**MATERIAL FOR THE TASK**

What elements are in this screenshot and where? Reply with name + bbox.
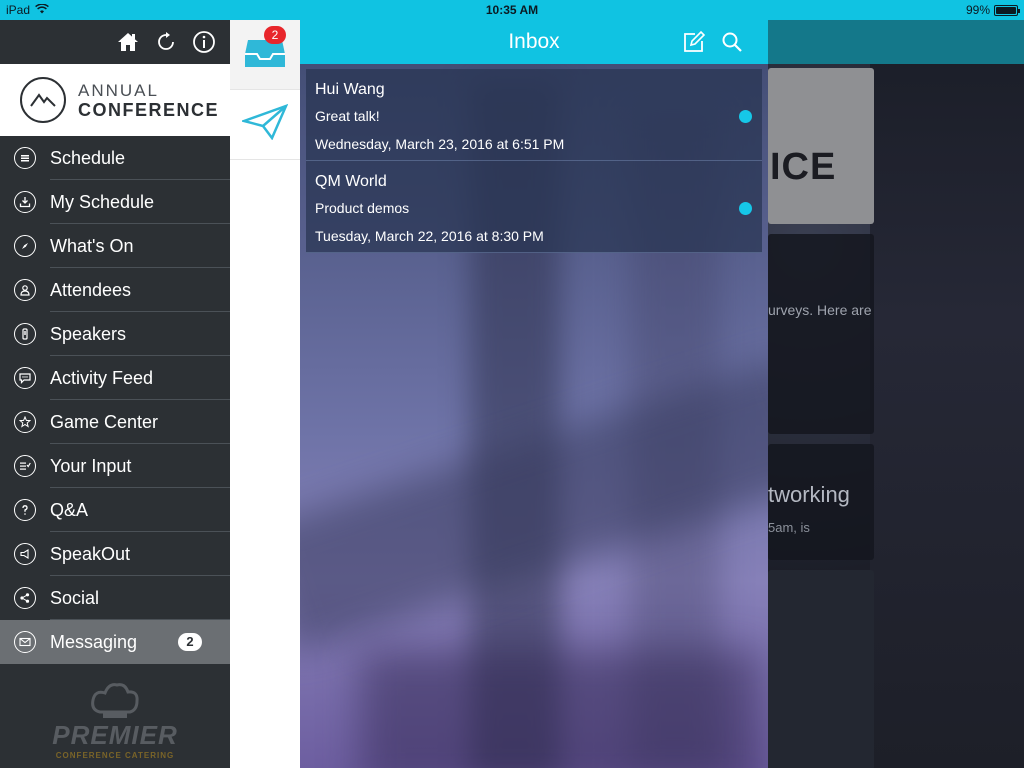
sent-folder-tab[interactable] [230,90,300,160]
microphone-icon [14,323,36,345]
logo-text: ANNUAL CONFERENCE [78,81,219,120]
inbox-actions [682,30,744,59]
refresh-icon[interactable] [154,30,178,54]
chat-icon [14,367,36,389]
message-row[interactable]: QM World Product demos Tuesday, March 22… [306,161,762,253]
logo-line1: ANNUAL [78,80,159,100]
menu-item-label: Attendees [50,279,132,300]
battery-icon [994,4,1020,16]
compose-icon[interactable] [682,30,706,59]
background-card-map [768,570,874,768]
list-icon [14,147,36,169]
menu-item-label: Messaging [50,631,138,652]
megaphone-icon [14,543,36,565]
status-right: 99% [965,3,1020,17]
menu-item-speakout[interactable]: SpeakOut [0,532,230,576]
download-icon [14,191,36,213]
message-list: Hui Wang Great talk! Wednesday, March 23… [306,69,762,253]
message-row[interactable]: Hui Wang Great talk! Wednesday, March 23… [306,69,762,161]
background-card-banner-text: ICE [770,146,837,188]
background-card-networking-title: tworking [768,482,850,507]
sponsor-logo: PREMIER CONFERENCE CATERING [0,664,230,768]
sponsor-name: PREMIER [52,720,178,750]
search-icon[interactable] [720,30,744,59]
inbox-folder-tab[interactable]: 2 [230,20,300,90]
menu-item-your-input[interactable]: Your Input [0,444,230,488]
background-card-survey: urveys. Here are [768,234,874,434]
background-card-banner: ICE [768,68,874,224]
background-header [768,20,1024,64]
background-card-networking: tworking 5am, is [768,444,874,560]
city-skyline-backdrop [360,650,760,768]
message-date: Tuesday, March 22, 2016 at 8:30 PM [315,228,544,244]
question-icon [14,499,36,521]
compass-icon [14,235,36,257]
menu-item-whats-on[interactable]: What's On [0,224,230,268]
menu-item-schedule[interactable]: Schedule [0,136,230,180]
inbox-panel: Inbox Hui Wang Great talk! Wednesday, Ma… [300,20,768,768]
background-card-networking-subtitle: 5am, is [768,520,810,535]
menu-toolbar [0,20,230,64]
inbox-header: Inbox [300,20,768,64]
menu-item-label: Speakers [50,323,127,344]
person-icon [14,279,36,301]
paper-plane-icon [239,103,289,145]
menu-item-messaging[interactable]: Messaging 2 [0,620,230,664]
menu-item-label: Activity Feed [50,367,154,388]
unread-dot-icon [739,110,752,123]
unread-dot-icon [739,202,752,215]
sponsor-tagline: CONFERENCE CATERING [55,751,175,760]
status-time: 10:35 AM [485,3,539,17]
menu-item-label: Your Input [50,455,132,476]
menu-item-label: What's On [50,235,134,256]
menu-item-label: Game Center [50,411,159,432]
menu-item-label: SpeakOut [50,543,131,564]
battery-fill [996,6,1016,14]
star-icon [14,411,36,433]
menu-item-label: Q&A [50,499,89,520]
menu-list: Schedule My Schedule What's On Attendees… [0,136,230,664]
menu-item-label: Social [50,587,100,608]
message-sender: QM World [315,173,387,190]
share-icon [14,587,36,609]
menu-item-social[interactable]: Social [0,576,230,620]
home-icon[interactable] [116,30,140,54]
message-subject: Great talk! [315,108,380,124]
background-card-survey-text: urveys. Here are [768,302,872,318]
menu-item-speakers[interactable]: Speakers [0,312,230,356]
logo-line2: CONFERENCE [78,99,220,120]
menu-item-label: My Schedule [50,191,155,212]
menu-item-qa[interactable]: Q&A [0,488,230,532]
message-subject: Product demos [315,200,410,216]
mailbox-column: 2 [230,20,300,768]
battery-percent: 99% [965,3,990,17]
conference-logo: ANNUAL CONFERENCE [0,64,230,136]
menu-item-my-schedule[interactable]: My Schedule [0,180,230,224]
side-menu: ANNUAL CONFERENCE Schedule My Schedule W… [0,20,230,768]
mountain-logo-icon [20,77,66,123]
info-icon[interactable] [192,30,216,54]
menu-item-game-center[interactable]: Game Center [0,400,230,444]
menu-item-label: Schedule [50,147,126,168]
envelope-icon [14,631,36,653]
menu-item-activity-feed[interactable]: Activity Feed [0,356,230,400]
message-date: Wednesday, March 23, 2016 at 6:51 PM [315,136,565,152]
background-city-image [870,20,1024,768]
messaging-count-badge: 2 [178,633,202,651]
inbox-unread-badge: 2 [264,26,286,44]
chef-hat-icon [91,683,139,718]
checklist-icon [14,455,36,477]
message-sender: Hui Wang [315,81,385,98]
inbox-title: Inbox [508,30,560,53]
status-bar: iPad 10:35 AM 99% [0,0,1024,20]
menu-item-attendees[interactable]: Attendees [0,268,230,312]
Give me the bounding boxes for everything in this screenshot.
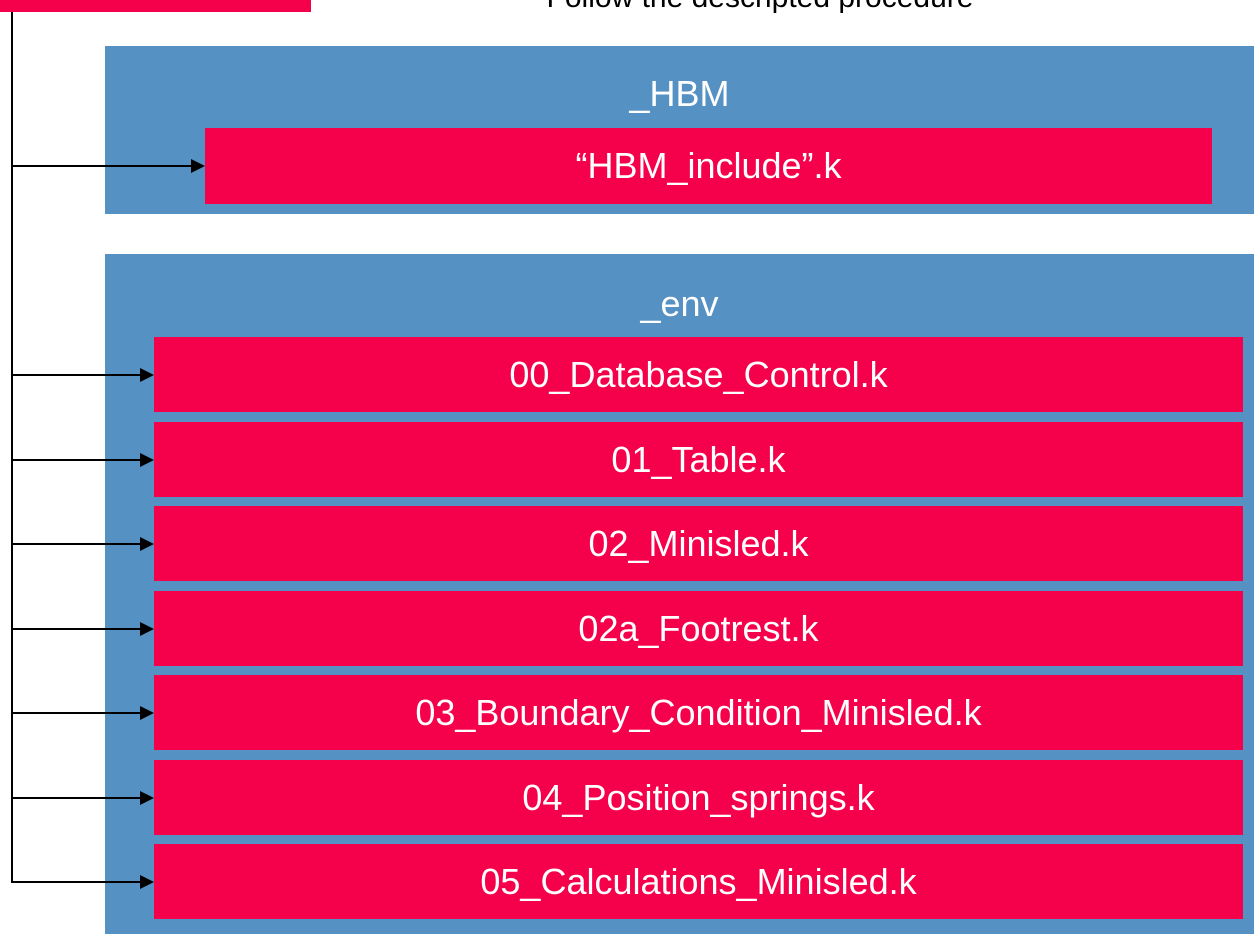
connector-line-00: [11, 374, 141, 376]
connector-trunk: [11, 12, 13, 881]
arrow-right-icon: [191, 159, 205, 173]
arrow-right-icon: [140, 453, 154, 467]
file-01-table: 01_Table.k: [154, 422, 1243, 497]
connector-line-04: [11, 797, 141, 799]
file-04-position-springs: 04_Position_springs.k: [154, 760, 1243, 835]
arrow-right-icon: [140, 622, 154, 636]
file-02a-footrest: 02a_Footrest.k: [154, 591, 1243, 666]
file-hbm-include: “HBM_include”.k: [205, 128, 1212, 204]
file-03-boundary-condition: 03_Boundary_Condition_Minisled.k: [154, 675, 1243, 750]
arrow-right-icon: [140, 791, 154, 805]
connector-line-02a: [11, 628, 141, 630]
arrow-right-icon: [140, 368, 154, 382]
file-00-database-control: 00_Database_Control.k: [154, 337, 1243, 412]
file-02-minisled: 02_Minisled.k: [154, 506, 1243, 581]
env-folder-title: _env: [640, 283, 719, 324]
top-red-box: [0, 0, 311, 12]
connector-line-02: [11, 543, 141, 545]
arrow-right-icon: [140, 537, 154, 551]
file-05-calculations: 05_Calculations_Minisled.k: [154, 844, 1243, 919]
connector-line-hbm-include: [11, 165, 193, 167]
hbm-folder-title: _HBM: [629, 73, 730, 114]
connector-line-01: [11, 459, 141, 461]
connector-line-05: [11, 881, 141, 883]
connector-line-03: [11, 712, 141, 714]
arrow-right-icon: [140, 706, 154, 720]
procedure-caption: Follow the descripted procedure: [330, 0, 1190, 18]
arrow-right-icon: [140, 875, 154, 889]
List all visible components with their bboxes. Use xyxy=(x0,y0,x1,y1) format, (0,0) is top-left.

**WRITTEN TASK**
Turn every line of the rows above into a JSON list of strings, one string per line. Skip blank lines and leave out the pictures.

**TASK RESULT**
[
  "What elements are in this screenshot and where? Reply with name + bbox.",
  "sent-folder-tab[interactable] [230,90,300,160]",
  "microphone-icon [14,323,36,345]",
  "logo-text: ANNUAL CONFERENCE [78,81,219,120]",
  "inbox-actions [682,30,744,59]",
  "refresh-icon[interactable] [154,30,178,54]",
  "chat-icon [14,367,36,389]",
  "message-row[interactable]: QM World Product demos Tuesday, March 22… [306,161,762,253]",
  "logo-line1: ANNUAL [78,80,159,100]",
  "menu-item-label: Attendees [50,279,132,300]",
  "battery-icon [994,4,1020,16]",
  "compose-icon[interactable] [682,30,706,59]",
  "background-card-map [768,570,874,768]",
  "list-icon [14,147,36,169]",
  "menu-item-label: Messaging [50,631,138,652]",
  "megaphone-icon [14,543,36,565]",
  "status-right: 99% [965,3,1020,17]",
  "menu-item-speakout[interactable]: SpeakOut [0,532,230,576]",
  "download-icon [14,191,36,213]",
  "message-list: Hui Wang Great talk! Wednesday, March 23… [306,69,762,253]",
  "message-row[interactable]: Hui Wang Great talk! Wednesday, March 23… [306,69,762,161]",
  "background-card-banner-text: ICE [770,146,837,188]",
  "background-card-networking-title: tworking [768,482,850,507]",
  "sponsor-logo: PREMIER CONFERENCE CATERING [0,664,230,768]",
  "sponsor-name: PREMIER [52,720,178,750]",
  "search-icon[interactable] [720,30,744,59]",
  "inbox-folder-tab[interactable]: 2 [230,20,300,90]",
  "menu-item-your-input[interactable]: Your Input [0,444,230,488]",
  "background-card-survey: urveys. Here are [768,234,874,434]",
  "background-card-banner: ICE [768,68,874,224]",
  "background-header [768,20,1024,64]",
  "background-card-networking: tworking 5am, is [768,444,874,560]",
  "city-skyline-backdrop [360,650,760,768]",
  "message-date: Tuesday, March 22, 2016 at 8:30 PM [315,228,544,244]",
  "question-icon [14,499,36,521]",
  "compass-icon [14,235,36,257]",
  "menu-item-whats-on[interactable]: What's On [0,224,230,268]",
  "menu-item-schedule[interactable]: Schedule [0,136,230,180]",
  "inbox-panel: Inbox Hui Wang Great talk! Wednesday, Ma… [300,20,768,768]",
  "background-card-networking-subtitle: 5am, is [768,520,810,535]",
  "menu-toolbar [0,20,230,64]",
  "inbox-header: Inbox [300,20,768,64]",
  "menu-item-label: Speakers [50,323,127,344]",
  "person-icon [14,279,36,301]",
  "paper-plane-icon [239,103,289,145]",
  "menu-item-messaging[interactable]: Messaging 2 [0,620,230,664]",
  "menu-item-label: Activity Feed [50,367,154,388]",
  "unread-dot-icon [739,110,752,123]",
  "unread-dot-icon [739,202,752,215]",
  "sponsor-tagline: CONFERENCE CATERING [55,751,175,760]",
  "status-time: 10:35 AM [485,3,539,17]",
  "menu-item-label: Your Input [50,455,132,476]",
  "menu-item-label: What's On [50,235,134,256]",
  "menu-item-label: Game Center [50,411,159,432]",
  "menu-item-label: SpeakOut [50,543,131,564]",
  "battery-fill [996,6,1016,14]",
  "star-icon [14,411,36,433]",
  "menu-item-label: Q&A [50,499,89,520]",
  "menu-list: Schedule My Schedule What's On Attendees… [0,136,230,664]",
  "menu-item-label: Social [50,587,100,608]",
  "message-sender: QM World [315,173,387,190]",
  "share-icon [14,587,36,609]",
  "menu-item-social[interactable]: Social [0,576,230,620]",
  "home-icon[interactable] [116,30,140,54]",
  "message-subject: Great talk! [315,108,380,124]",
  "background-card-survey-text: urveys. Here are [768,302,872,318]",
  "menu-item-speakers[interactable]: Speakers [0,312,230,356]",
  "logo-line2: CONFERENCE [78,99,220,120]",
  "menu-item-label: My Schedule [50,191,155,212]",
  "menu-item-qa[interactable]: Q&A [0,488,230,532]",
  "message-subject: Product demos [315,200,410,216]",
  "mailbox-column: 2 [230,20,300,768]",
  "battery-percent: 99% [965,3,990,17]",
  "conference-logo: ANNUAL CONFERENCE [0,64,230,136]",
  "menu-item-my-schedule[interactable]: My Schedule [0,180,230,224]",
  "side-menu: ANNUAL CONFERENCE Schedule My Schedule W… [0,20,230,768]",
  "mountain-logo-icon [20,77,66,123]",
  "info-icon[interactable] [192,30,216,54]",
  "menu-item-game-center[interactable]: Game Center [0,400,230,444]",
  "menu-item-label: Schedule [50,147,126,168]",
  "envelope-icon [14,631,36,653]",
  "menu-item-activity-feed[interactable]: Activity Feed [0,356,230,400]",
  "message-date: Wednesday, March 23, 2016 at 6:51 PM [315,136,565,152]",
  "background-city-image [870,20,1024,768]",
  "messaging-count-badge: 2 [178,633,202,651]",
  "inbox-unread-badge: 2 [264,26,286,44]",
  "chef-hat-icon [91,683,139,718]",
  "checklist-icon [14,455,36,477]",
  "message-sender: Hui Wang [315,81,385,98]",
  "inbox-title: Inbox [508,30,560,53]",
  "status-bar: iPad 10:35 AM 99% [0,0,1024,20]",
  "menu-item-attendees[interactable]: Attendees [0,268,230,312]",
  "Give me the bounding boxes for everything in this screenshot.",
  "connector-line-00: [11, 374, 141, 376]",
  "connector-trunk: [11, 12, 13, 881]",
  "arrow-right-icon: [191, 159, 205, 173]",
  "arrow-right-icon: [140, 453, 154, 467]",
  "file-01-table: 01_Table.k: [154, 422, 1243, 497]",
  "connector-line-04: [11, 797, 141, 799]",
  "file-04-position-springs: 04_Position_springs.k: [154, 760, 1243, 835]",
  "arrow-right-icon: [140, 622, 154, 636]",
  "file-02a-footrest: 02a_Footrest.k: [154, 591, 1243, 666]",
  "file-hbm-include: “HBM_include”.k: [205, 128, 1212, 204]",
  "file-03-boundary-condition: 03_Boundary_Condition_Minisled.k: [154, 675, 1243, 750]",
  "arrow-right-icon: [140, 791, 154, 805]",
  "connector-line-02a: [11, 628, 141, 630]",
  "arrow-right-icon: [140, 368, 154, 382]",
  "file-00-database-control: 00_Database_Control.k: [154, 337, 1243, 412]",
  "file-02-minisled: 02_Minisled.k: [154, 506, 1243, 581]",
  "env-folder-title: _env: [640, 283, 719, 324]",
  "top-red-box: [0, 0, 311, 12]",
  "connector-line-02: [11, 543, 141, 545]",
  "arrow-right-icon: [140, 537, 154, 551]",
  "file-05-calculations: 05_Calculations_Minisled.k: [154, 844, 1243, 919]",
  "connector-line-hbm-include: [11, 165, 193, 167]",
  "hbm-folder-title: _HBM: [629, 73, 730, 114]",
  "connector-line-01: [11, 459, 141, 461]",
  "connector-line-05: [11, 881, 141, 883]",
  "connector-line-03: [11, 712, 141, 714]",
  "arrow-right-icon: [140, 706, 154, 720]",
  "procedure-caption: Follow the descripted procedure: [330, 0, 1190, 18]",
  "arrow-right-icon: [140, 875, 154, 889]",
  "List all visible components with their bboxes. Use xyxy=(x0,y0,x1,y1) format, (0,0) is top-left."
]